### EXERCISE BRIEF:
Return every line of the data below that includes the string "name".
** start of DATA SECTION **
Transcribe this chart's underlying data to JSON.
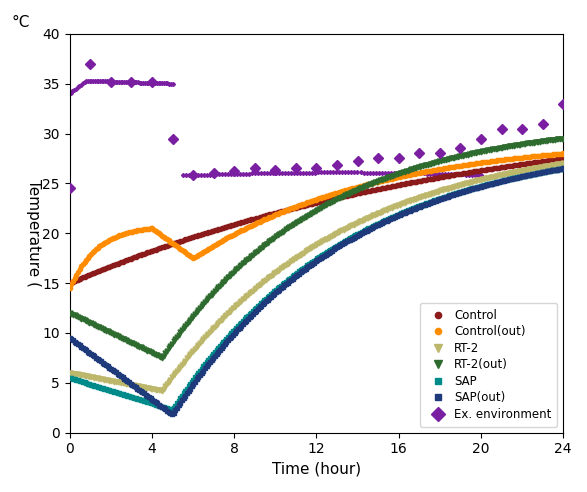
{
  "xlabel": "Time (hour)",
  "ylabel": "Temperature (",
  "ylabel_top": "°C",
  "xlim": [
    0,
    24
  ],
  "ylim": [
    0,
    40
  ],
  "xticks": [
    0,
    4,
    8,
    12,
    16,
    20,
    24
  ],
  "yticks": [
    0,
    5,
    10,
    15,
    20,
    25,
    30,
    35,
    40
  ],
  "series": {
    "Control": {
      "color": "#8B1A1A",
      "marker": "o",
      "ms": 3.0
    },
    "Control(out)": {
      "color": "#FF8C00",
      "marker": "o",
      "ms": 3.0
    },
    "RT-2": {
      "color": "#BDB76B",
      "marker": "v",
      "ms": 3.5
    },
    "RT-2(out)": {
      "color": "#2E6B2E",
      "marker": "v",
      "ms": 3.5
    },
    "SAP": {
      "color": "#008B8B",
      "marker": "s",
      "ms": 2.8
    },
    "SAP(out)": {
      "color": "#1E3A7A",
      "marker": "s",
      "ms": 2.8
    }
  },
  "ex_env": {
    "color": "#7B1FA2",
    "marker": "D",
    "ms": 5,
    "label": "Ex. environment",
    "x": [
      0,
      1,
      2,
      3,
      4,
      5,
      6,
      7,
      8,
      9,
      10,
      11,
      12,
      13,
      14,
      15,
      16,
      17,
      18,
      19,
      20,
      21,
      22,
      23,
      24
    ],
    "y": [
      24.5,
      37.0,
      35.2,
      35.2,
      35.2,
      29.5,
      25.8,
      26.0,
      26.2,
      26.5,
      26.3,
      26.5,
      26.5,
      26.8,
      27.2,
      27.5,
      27.5,
      28.0,
      28.0,
      28.5,
      29.5,
      30.5,
      30.5,
      31.0,
      33.0
    ]
  },
  "figsize": [
    5.87,
    4.92
  ],
  "dpi": 100
}
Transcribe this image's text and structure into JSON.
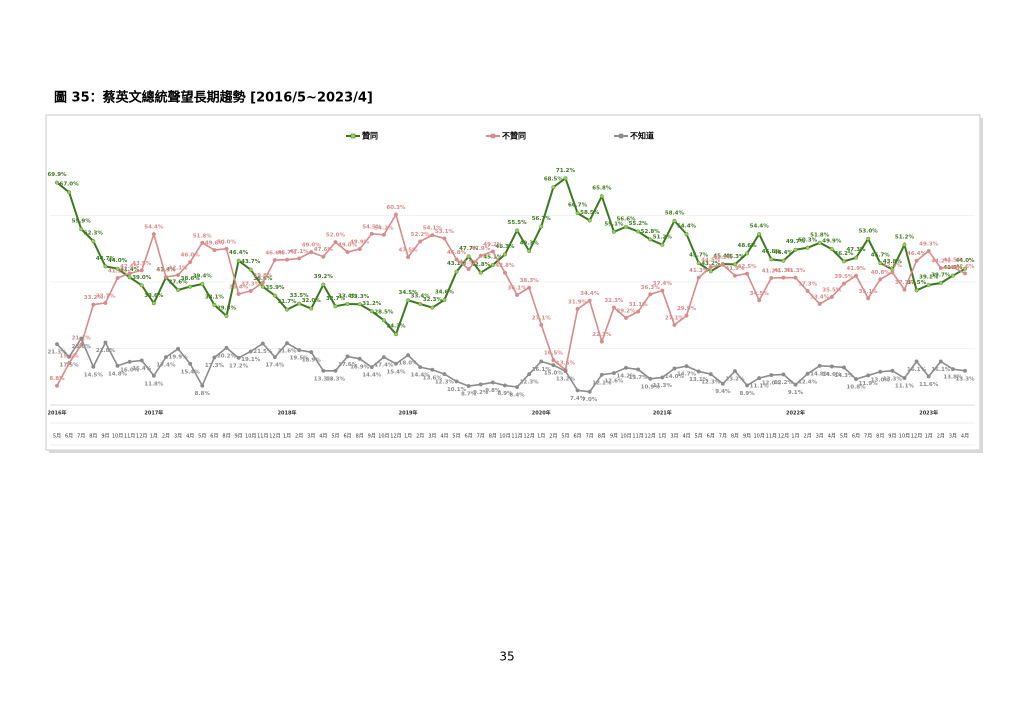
{
  "page_title": "圖 35：蔡英文總統聲望長期趨勢  [2016/5~2023/4]",
  "page_number": "35",
  "chart_data": {
    "type": "line",
    "years": [
      {
        "name": "2016年",
        "start": 0
      },
      {
        "name": "2017年",
        "start": 8
      },
      {
        "name": "2018年",
        "start": 19
      },
      {
        "name": "2019年",
        "start": 29
      },
      {
        "name": "2020年",
        "start": 40
      },
      {
        "name": "2021年",
        "start": 50
      },
      {
        "name": "2022年",
        "start": 61
      },
      {
        "name": "2023年",
        "start": 72
      }
    ],
    "categories": [
      "5月",
      "6月",
      "7月",
      "8月",
      "9月",
      "10月",
      "11月",
      "12月",
      "1月",
      "2月",
      "3月",
      "4月",
      "5月",
      "6月",
      "8月",
      "9月",
      "10月",
      "11月",
      "12月",
      "1月",
      "2月",
      "3月",
      "4月",
      "5月",
      "6月",
      "8月",
      "9月",
      "10月",
      "12月",
      "1月",
      "2月",
      "3月",
      "4月",
      "5月",
      "6月",
      "7月",
      "8月",
      "10月",
      "11月",
      "12月",
      "1月",
      "2月",
      "5月",
      "6月",
      "7月",
      "8月",
      "9月",
      "10月",
      "11月",
      "12月",
      "1月",
      "3月",
      "4月",
      "5月",
      "6月",
      "7月",
      "8月",
      "9月",
      "10月",
      "11月",
      "12月",
      "1月",
      "2月",
      "3月",
      "4月",
      "5月",
      "6月",
      "7月",
      "8月",
      "9月",
      "10月",
      "12月",
      "1月",
      "2月",
      "3月",
      "4月"
    ],
    "ylim": [
      0,
      80
    ],
    "yticks": [
      20,
      40,
      60
    ],
    "grid": true,
    "series": [
      {
        "name": "贊同",
        "color": "#3b7a1e",
        "marker": "#9bd05a",
        "values": [
          69.9,
          67.0,
          55.9,
          52.3,
          44.7,
          44.0,
          41.4,
          39.0,
          33.6,
          41.4,
          37.6,
          38.6,
          39.4,
          33.1,
          29.8,
          46.4,
          43.7,
          38.6,
          35.9,
          31.7,
          33.5,
          32.0,
          39.2,
          32.7,
          33.4,
          33.3,
          31.2,
          28.5,
          24.3,
          34.5,
          33.4,
          32.3,
          34.6,
          43.1,
          47.7,
          42.8,
          45.1,
          48.3,
          55.5,
          49.3,
          56.7,
          68.5,
          71.2,
          60.7,
          58.5,
          65.8,
          55.1,
          56.6,
          55.2,
          52.8,
          51.2,
          58.4,
          54.4,
          45.7,
          43.2,
          45.4,
          45.3,
          48.6,
          54.4,
          46.8,
          46.4,
          49.7,
          50.3,
          51.8,
          49.9,
          46.2,
          47.3,
          53.0,
          45.7,
          43.8,
          51.2,
          37.5,
          39.1,
          39.7,
          41.9,
          44.0
        ],
        "value_labels": [
          "69.9%",
          "67.0%",
          "55.9%",
          "52.3%",
          "44.7%",
          "44.0%",
          "41.4%",
          "39.0%",
          "33.6%",
          "41.4%",
          "37.6%",
          "38.6%",
          "39.4%",
          "33.1%",
          "29.8%",
          "46.4%",
          "43.7%",
          "38.6%",
          "35.9%",
          "31.7%",
          "33.5%",
          "32.0%",
          "39.2%",
          "32.7%",
          "33.4%",
          "33.3%",
          "31.2%",
          "28.5%",
          "24.3%",
          "34.5%",
          "33.4%",
          "32.3%",
          "34.6%",
          "43.1%",
          "47.7%",
          "42.8%",
          "45.1%",
          "48.3%",
          "55.5%",
          "49.3%",
          "56.7%",
          "68.5%",
          "71.2%",
          "60.7%",
          "58.5%",
          "65.8%",
          "55.1%",
          "56.6%",
          "55.2%",
          "52.8%",
          "51.2%",
          "58.4%",
          "54.4%",
          "45.7%",
          "43.2%",
          "45.4%",
          "45.3%",
          "48.6%",
          "54.4%",
          "46.8%",
          "46.4%",
          "49.7%",
          "50.3%",
          "51.8%",
          "49.9%",
          "46.2%",
          "47.3%",
          "53.0%",
          "45.7%",
          "43.8%",
          "51.2%",
          "37.5%",
          "39.1%",
          "39.7%",
          "41.9%",
          "44.0%"
        ]
      },
      {
        "name": "不贊同",
        "color": "#d98a8a",
        "marker": "#d98a8a",
        "values": [
          8.8,
          15.6,
          21.1,
          33.2,
          33.7,
          41.2,
          42.6,
          43.5,
          54.4,
          41.5,
          42.1,
          46.0,
          51.8,
          49.6,
          50.0,
          36.4,
          37.3,
          39.8,
          46.6,
          46.7,
          47.1,
          49.0,
          47.6,
          52.0,
          49.0,
          49.9,
          54.5,
          54.2,
          60.3,
          47.5,
          52.2,
          54.1,
          53.1,
          46.8,
          43.9,
          47.9,
          49.2,
          42.8,
          36.1,
          38.3,
          27.1,
          16.5,
          13.6,
          31.9,
          34.4,
          22.1,
          32.3,
          29.2,
          31.1,
          36.3,
          37.4,
          27.1,
          29.9,
          41.3,
          44.5,
          45.2,
          41.9,
          42.5,
          34.5,
          41.2,
          41.3,
          41.3,
          37.3,
          33.4,
          35.5,
          39.5,
          41.9,
          35.1,
          40.8,
          42.9,
          37.7,
          46.4,
          49.3,
          44.2,
          44.5,
          42.6
        ],
        "value_labels": [
          "8.8%",
          "15.6%",
          "21.1%",
          "33.2%",
          "33.7%",
          "41.2%",
          "42.6%",
          "43.5%",
          "54.4%",
          "41.5%",
          "42.1%",
          "46.0%",
          "51.8%",
          "49.6%",
          "50.0%",
          "36.4%",
          "37.3%",
          "39.8%",
          "46.6%",
          "46.7%",
          "47.1%",
          "49.0%",
          "47.6%",
          "52.0%",
          "49.0%",
          "49.9%",
          "54.5%",
          "54.2%",
          "60.3%",
          "47.5%",
          "52.2%",
          "54.1%",
          "53.1%",
          "46.8%",
          "43.9%",
          "47.9%",
          "49.2%",
          "42.8%",
          "36.1%",
          "38.3%",
          "27.1%",
          "16.5%",
          "13.6%",
          "31.9%",
          "34.4%",
          "22.1%",
          "32.3%",
          "29.2%",
          "31.1%",
          "36.3%",
          "37.4%",
          "27.1%",
          "29.9%",
          "41.3%",
          "44.5%",
          "45.2%",
          "41.9%",
          "42.5%",
          "34.5%",
          "41.2%",
          "41.3%",
          "41.3%",
          "37.3%",
          "33.4%",
          "35.5%",
          "39.5%",
          "41.9%",
          "35.1%",
          "40.8%",
          "42.9%",
          "37.7%",
          "46.4%",
          "49.3%",
          "44.2%",
          "44.5%",
          "42.6%"
        ]
      },
      {
        "name": "不知道",
        "color": "#8c8c8c",
        "marker": "#8c8c8c",
        "values": [
          21.3,
          17.5,
          23.0,
          14.5,
          21.8,
          14.8,
          16.0,
          16.4,
          11.8,
          17.4,
          19.9,
          15.4,
          8.8,
          17.3,
          20.2,
          17.2,
          19.1,
          21.5,
          17.4,
          21.6,
          19.5,
          18.9,
          13.3,
          13.3,
          17.6,
          16.9,
          14.4,
          17.4,
          15.4,
          18.0,
          14.4,
          13.6,
          12.3,
          10.1,
          8.7,
          9.2,
          9.8,
          8.9,
          8.4,
          12.3,
          16.1,
          15.0,
          13.2,
          7.4,
          7.0,
          12.1,
          12.6,
          14.2,
          13.7,
          10.9,
          11.3,
          14.0,
          14.7,
          13.1,
          12.3,
          9.4,
          13.2,
          8.9,
          11.1,
          12.0,
          12.2,
          9.1,
          12.4,
          14.8,
          14.6,
          14.3,
          10.8,
          11.9,
          13.0,
          13.3,
          11.1,
          16.1,
          11.6,
          16.1,
          13.8,
          13.3
        ],
        "value_labels": [
          "21.3%",
          "17.5%",
          "23.0%",
          "14.5%",
          "21.8%",
          "14.8%",
          "16.0%",
          "16.4%",
          "11.8%",
          "17.4%",
          "19.9%",
          "15.4%",
          "8.8%",
          "17.3%",
          "20.2%",
          "17.2%",
          "19.1%",
          "21.5%",
          "17.4%",
          "21.6%",
          "19.5%",
          "18.9%",
          "13.3%",
          "13.3%",
          "17.6%",
          "16.9%",
          "14.4%",
          "17.4%",
          "15.4%",
          "18.0%",
          "14.4%",
          "13.6%",
          "12.3%",
          "10.1%",
          "8.7%",
          "9.2%",
          "9.8%",
          "8.9%",
          "8.4%",
          "12.3%",
          "16.1%",
          "15.0%",
          "13.2%",
          "7.4%",
          "7.0%",
          "12.1%",
          "12.6%",
          "14.2%",
          "13.7%",
          "10.9%",
          "11.3%",
          "14.0%",
          "14.7%",
          "13.1%",
          "12.3%",
          "9.4%",
          "13.2%",
          "8.9%",
          "11.1%",
          "12.0%",
          "12.2%",
          "9.1%",
          "12.4%",
          "14.8%",
          "14.6%",
          "14.3%",
          "10.8%",
          "11.9%",
          "13.0%",
          "13.3%",
          "11.1%",
          "16.1%",
          "11.6%",
          "16.1%",
          "13.8%",
          "13.3%"
        ]
      }
    ]
  }
}
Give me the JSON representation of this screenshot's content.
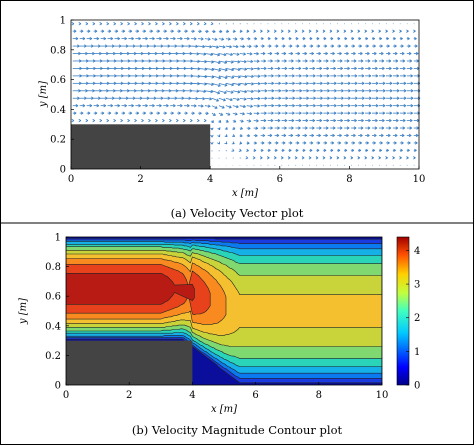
{
  "chart_data": [
    {
      "type": "vector",
      "caption": "(a) Velocity Vector plot",
      "xlabel": "x [m]",
      "ylabel": "y [m]",
      "xlim": [
        0,
        10
      ],
      "ylim": [
        0,
        1
      ],
      "xticks": [
        "0",
        "2",
        "4",
        "6",
        "8",
        "10"
      ],
      "yticks": [
        "0",
        "0.2",
        "0.4",
        "0.6",
        "0.8",
        "1"
      ],
      "arrow_color": "#3b7fc4",
      "obstacle": {
        "x": [
          0,
          4
        ],
        "y": [
          0,
          0.3
        ],
        "color": "#444444"
      },
      "grid_spacing": {
        "dx": 0.2,
        "dy": 0.05
      }
    },
    {
      "type": "contour",
      "caption": "(b) Velocity Magnitude Contour plot",
      "xlabel": "x [m]",
      "ylabel": "y [m]",
      "xlim": [
        0,
        10
      ],
      "ylim": [
        0,
        1
      ],
      "xticks": [
        "0",
        "2",
        "4",
        "6",
        "8",
        "10"
      ],
      "yticks": [
        "0",
        "0.2",
        "0.4",
        "0.6",
        "0.8",
        "1"
      ],
      "obstacle": {
        "x": [
          0,
          4
        ],
        "y": [
          0,
          0.3
        ],
        "color": "#444444"
      },
      "colorbar": {
        "min": 0,
        "max": 4.4,
        "ticks": [
          "0",
          "1",
          "2",
          "3",
          "4"
        ]
      },
      "levels": [
        0,
        0.4,
        0.8,
        1.2,
        1.6,
        2.0,
        2.4,
        2.8,
        3.2,
        3.6,
        4.0
      ],
      "level_colors": [
        "#0a0e9a",
        "#1a3be0",
        "#0b79f0",
        "#15b0e8",
        "#2ad4b8",
        "#7fd870",
        "#c8d43a",
        "#f5c030",
        "#f98a20",
        "#e8421c",
        "#b81a14"
      ]
    }
  ]
}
** end of DATA SECTION **
### IN RESPONSE:
        "name": "2016年",
        "name": "2017年",
        "name": "2018年",
        "name": "2019年",
        "name": "2020年",
        "name": "2021年",
        "name": "2022年",
        "name": "2023年",
        "name": "贊同",
        "name": "不贊同",
        "name": "不知道",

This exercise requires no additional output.